> **To do**: Take the data that follows and retype it word for word.

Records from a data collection
┌────────
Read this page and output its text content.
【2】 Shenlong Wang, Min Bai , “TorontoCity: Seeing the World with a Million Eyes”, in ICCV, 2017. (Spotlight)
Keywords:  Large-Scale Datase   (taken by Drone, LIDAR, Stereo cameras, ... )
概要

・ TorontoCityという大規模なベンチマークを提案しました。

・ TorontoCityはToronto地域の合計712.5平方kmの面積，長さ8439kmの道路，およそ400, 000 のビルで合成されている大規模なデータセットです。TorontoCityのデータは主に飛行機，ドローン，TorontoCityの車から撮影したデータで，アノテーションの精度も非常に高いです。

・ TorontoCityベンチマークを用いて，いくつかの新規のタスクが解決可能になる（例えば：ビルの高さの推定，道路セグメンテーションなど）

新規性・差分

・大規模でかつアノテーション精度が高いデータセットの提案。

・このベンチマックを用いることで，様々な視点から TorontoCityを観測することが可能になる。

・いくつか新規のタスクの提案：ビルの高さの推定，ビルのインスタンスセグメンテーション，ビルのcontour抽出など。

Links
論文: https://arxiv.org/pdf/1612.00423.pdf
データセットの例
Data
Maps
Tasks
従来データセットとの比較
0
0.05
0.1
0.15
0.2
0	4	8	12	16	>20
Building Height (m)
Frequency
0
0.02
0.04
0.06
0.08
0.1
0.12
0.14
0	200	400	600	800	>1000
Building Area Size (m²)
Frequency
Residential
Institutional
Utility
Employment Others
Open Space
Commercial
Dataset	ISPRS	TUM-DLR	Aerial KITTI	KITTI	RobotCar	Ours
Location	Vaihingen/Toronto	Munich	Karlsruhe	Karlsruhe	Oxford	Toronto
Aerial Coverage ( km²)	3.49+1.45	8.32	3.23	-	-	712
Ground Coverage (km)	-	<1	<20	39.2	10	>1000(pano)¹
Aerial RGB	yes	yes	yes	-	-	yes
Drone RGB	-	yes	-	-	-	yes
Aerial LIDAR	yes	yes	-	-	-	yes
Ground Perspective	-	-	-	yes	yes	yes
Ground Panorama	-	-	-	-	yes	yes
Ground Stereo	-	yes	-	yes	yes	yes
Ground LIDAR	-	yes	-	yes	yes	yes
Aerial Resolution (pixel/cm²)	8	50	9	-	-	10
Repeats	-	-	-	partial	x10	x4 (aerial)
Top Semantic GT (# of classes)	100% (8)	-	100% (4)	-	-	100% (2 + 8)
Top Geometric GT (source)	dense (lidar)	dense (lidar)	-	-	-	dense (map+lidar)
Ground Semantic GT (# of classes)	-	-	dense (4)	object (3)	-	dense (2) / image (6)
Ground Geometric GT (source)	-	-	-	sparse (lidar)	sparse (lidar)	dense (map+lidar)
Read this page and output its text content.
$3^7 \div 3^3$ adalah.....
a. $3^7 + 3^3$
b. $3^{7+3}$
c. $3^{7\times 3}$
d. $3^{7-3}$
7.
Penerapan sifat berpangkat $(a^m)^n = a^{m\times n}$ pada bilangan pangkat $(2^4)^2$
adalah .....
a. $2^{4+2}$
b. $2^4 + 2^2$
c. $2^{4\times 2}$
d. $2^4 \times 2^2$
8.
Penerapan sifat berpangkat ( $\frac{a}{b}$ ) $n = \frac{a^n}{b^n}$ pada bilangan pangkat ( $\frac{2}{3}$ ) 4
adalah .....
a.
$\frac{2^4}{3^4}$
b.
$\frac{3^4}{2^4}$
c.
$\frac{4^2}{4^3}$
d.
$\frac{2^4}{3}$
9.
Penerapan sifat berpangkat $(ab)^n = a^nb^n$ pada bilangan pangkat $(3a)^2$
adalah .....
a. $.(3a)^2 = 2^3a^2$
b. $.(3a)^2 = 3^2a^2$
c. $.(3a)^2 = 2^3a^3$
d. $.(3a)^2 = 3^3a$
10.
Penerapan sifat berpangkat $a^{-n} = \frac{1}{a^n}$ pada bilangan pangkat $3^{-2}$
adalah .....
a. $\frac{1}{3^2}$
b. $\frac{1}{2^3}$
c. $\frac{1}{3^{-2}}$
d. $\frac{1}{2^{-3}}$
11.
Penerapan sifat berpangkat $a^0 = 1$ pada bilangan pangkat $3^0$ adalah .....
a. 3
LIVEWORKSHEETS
└────────
> **Solution**:
Read this page and output its text content.
【2】 Shenlong Wang, Min Bai , “TorontoCity: Seeing the World with a Million Eyes”, in ICCV, 2017. (Spotlight)
Keywords:  Large-Scale Datase   (taken by Drone, LIDAR, Stereo cameras, ... )
概要

・ TorontoCityという大規模なベンチマークを提案しました。

・ TorontoCityはToronto地域の合計712.5平方kmの面積，長さ8439kmの道路，およそ400, 000 のビルで合成されている大規模なデータセットです。TorontoCityのデータは主に飛行機，ドローン，TorontoCityの車から撮影したデータで，アノテーションの精度も非常に高いです。

・ TorontoCityベンチマークを用いて，いくつかの新規のタスクが解決可能になる（例えば：ビルの高さの推定，道路セグメンテーションなど）

新規性・差分

・大規模でかつアノテーション精度が高いデータセットの提案。

・このベンチマックを用いることで，様々な視点から TorontoCityを観測することが可能になる。

・いくつか新規のタスクの提案：ビルの高さの推定，ビルのインスタンスセグメンテーション，ビルのcontour抽出など。

Links
論文: https://arxiv.org/pdf/1612.00423.pdf
データセットの例
Data
Maps
Tasks
従来データセットとの比較
0
0.05
0.1
0.15
0.2
0	4	8	12	16	>20
Building Height (m)
Frequency
0
0.02
0.04
0.06
0.08
0.1
0.12
0.14
0	200	400	600	800	>1000
Building Area Size (m²)
Frequency
Residential
Institutional
Utility
Employment Others
Open Space
Commercial
Dataset	ISPRS	TUM-DLR	Aerial KITTI	KITTI	RobotCar	Ours
Location	Vaihingen/Toronto	Munich	Karlsruhe	Karlsruhe	Oxford	Toronto
Aerial Coverage ( km²)	3.49+1.45	8.32	3.23	-	-	712
Ground Coverage (km)	-	<1	<20	39.2	10	>1000(pano)¹
Aerial RGB	yes	yes	yes	-	-	yes
Drone RGB	-	yes	-	-	-	yes
Aerial LIDAR	yes	yes	-	-	-	yes
Ground Perspective	-	-	-	yes	yes	yes
Ground Panorama	-	-	-	-	yes	yes
Ground Stereo	-	yes	-	yes	yes	yes
Ground LIDAR	-	yes	-	yes	yes	yes
Aerial Resolution (pixel/cm²)	8	50	9	-	-	10
Repeats	-	-	-	partial	x10	x4 (aerial)
Top Semantic GT (# of classes)	100% (8)	-	100% (4)	-	-	100% (2 + 8)
Top Geometric GT (source)	dense (lidar)	dense (lidar)	-	-	-	dense (map+lidar)
Ground Semantic GT (# of classes)	-	-	dense (4)	object (3)	-	dense (2) / image (6)
Ground Geometric GT (source)	-	-	-	sparse (lidar)	sparse (lidar)	dense (map+lidar)
Read this page and output its text content.
$3^7 \div 3^3$ adalah.....
a. $3^7 + 3^3$
b. $3^{7+3}$
c. $3^{7\times 3}$
d. $3^{7-3}$
7.
Penerapan sifat berpangkat $(a^m)^n = a^{m\times n}$ pada bilangan pangkat $(2^4)^2$
adalah .....
a. $2^{4+2}$
b. $2^4 + 2^2$
c. $2^{4\times 2}$
d. $2^4 \times 2^2$
8.
Penerapan sifat berpangkat ( $\frac{a}{b}$ ) $n = \frac{a^n}{b^n}$ pada bilangan pangkat ( $\frac{2}{3}$ ) 4
adalah .....
a.
$\frac{2^4}{3^4}$
b.
$\frac{3^4}{2^4}$
c.
$\frac{4^2}{4^3}$
d.
$\frac{2^4}{3}$
9.
Penerapan sifat berpangkat $(ab)^n = a^nb^n$ pada bilangan pangkat $(3a)^2$
adalah .....
a. $.(3a)^2 = 2^3a^2$
b. $.(3a)^2 = 3^2a^2$
c. $.(3a)^2 = 2^3a^3$
d. $.(3a)^2 = 3^3a$
10.
Penerapan sifat berpangkat $a^{-n} = \frac{1}{a^n}$ pada bilangan pangkat $3^{-2}$
adalah .....
a. $\frac{1}{3^2}$
b. $\frac{1}{2^3}$
c. $\frac{1}{3^{-2}}$
d. $\frac{1}{2^{-3}}$
11.
Penerapan sifat berpangkat $a^0 = 1$ pada bilangan pangkat $3^0$ adalah .....
a. 3
LIVEWORKSHEETS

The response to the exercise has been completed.